■ **DESCRIPTION OF THE TASK**
Reply with one number: the count of lines in the data that hold the string "данных".

■ **SUPPLIED RECORDS**
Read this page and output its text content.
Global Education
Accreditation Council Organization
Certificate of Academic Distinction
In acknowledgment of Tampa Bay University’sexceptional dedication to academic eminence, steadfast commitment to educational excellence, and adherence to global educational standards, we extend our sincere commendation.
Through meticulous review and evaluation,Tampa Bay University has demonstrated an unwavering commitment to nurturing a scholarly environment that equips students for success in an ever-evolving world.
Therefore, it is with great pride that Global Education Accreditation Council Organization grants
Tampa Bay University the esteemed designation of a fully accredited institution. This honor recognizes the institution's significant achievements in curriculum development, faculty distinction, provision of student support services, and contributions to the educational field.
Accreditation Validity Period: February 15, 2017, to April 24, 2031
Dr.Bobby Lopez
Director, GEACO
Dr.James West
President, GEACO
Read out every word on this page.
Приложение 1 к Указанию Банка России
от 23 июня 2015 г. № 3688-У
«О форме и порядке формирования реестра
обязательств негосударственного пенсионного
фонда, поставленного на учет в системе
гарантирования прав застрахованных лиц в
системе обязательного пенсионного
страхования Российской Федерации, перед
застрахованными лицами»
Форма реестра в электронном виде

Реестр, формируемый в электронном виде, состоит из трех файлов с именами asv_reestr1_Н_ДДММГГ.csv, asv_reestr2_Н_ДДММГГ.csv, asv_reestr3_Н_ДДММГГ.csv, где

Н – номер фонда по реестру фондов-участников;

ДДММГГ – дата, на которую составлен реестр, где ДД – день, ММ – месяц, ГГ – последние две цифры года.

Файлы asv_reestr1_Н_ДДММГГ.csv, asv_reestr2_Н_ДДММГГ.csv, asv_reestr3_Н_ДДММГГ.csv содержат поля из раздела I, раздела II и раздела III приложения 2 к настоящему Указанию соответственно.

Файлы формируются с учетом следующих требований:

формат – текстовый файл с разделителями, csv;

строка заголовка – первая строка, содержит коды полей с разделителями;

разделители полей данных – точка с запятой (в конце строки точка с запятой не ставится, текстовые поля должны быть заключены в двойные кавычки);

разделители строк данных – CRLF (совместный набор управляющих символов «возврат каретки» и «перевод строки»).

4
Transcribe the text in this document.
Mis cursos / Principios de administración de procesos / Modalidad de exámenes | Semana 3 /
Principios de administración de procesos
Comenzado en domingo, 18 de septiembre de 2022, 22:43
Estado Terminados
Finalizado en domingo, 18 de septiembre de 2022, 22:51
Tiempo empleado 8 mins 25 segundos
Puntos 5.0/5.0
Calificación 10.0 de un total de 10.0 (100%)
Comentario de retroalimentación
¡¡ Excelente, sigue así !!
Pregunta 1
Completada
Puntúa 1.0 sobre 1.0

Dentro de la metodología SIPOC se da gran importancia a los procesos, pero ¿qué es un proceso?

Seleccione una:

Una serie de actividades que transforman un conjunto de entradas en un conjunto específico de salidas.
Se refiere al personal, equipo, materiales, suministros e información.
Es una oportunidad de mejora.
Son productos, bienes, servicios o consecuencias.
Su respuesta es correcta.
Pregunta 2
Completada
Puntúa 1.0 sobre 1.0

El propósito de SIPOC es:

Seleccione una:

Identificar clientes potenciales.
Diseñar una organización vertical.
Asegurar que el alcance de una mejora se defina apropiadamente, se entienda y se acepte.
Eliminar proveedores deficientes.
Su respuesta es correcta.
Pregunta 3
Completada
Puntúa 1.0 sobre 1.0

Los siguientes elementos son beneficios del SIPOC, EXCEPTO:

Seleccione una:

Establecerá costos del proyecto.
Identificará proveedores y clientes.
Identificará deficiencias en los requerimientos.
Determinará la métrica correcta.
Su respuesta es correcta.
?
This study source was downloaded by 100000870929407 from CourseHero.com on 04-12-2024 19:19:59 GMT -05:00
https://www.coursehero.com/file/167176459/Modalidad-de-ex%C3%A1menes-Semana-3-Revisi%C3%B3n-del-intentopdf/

■ **OUTPUT FOR THIS TASK**
2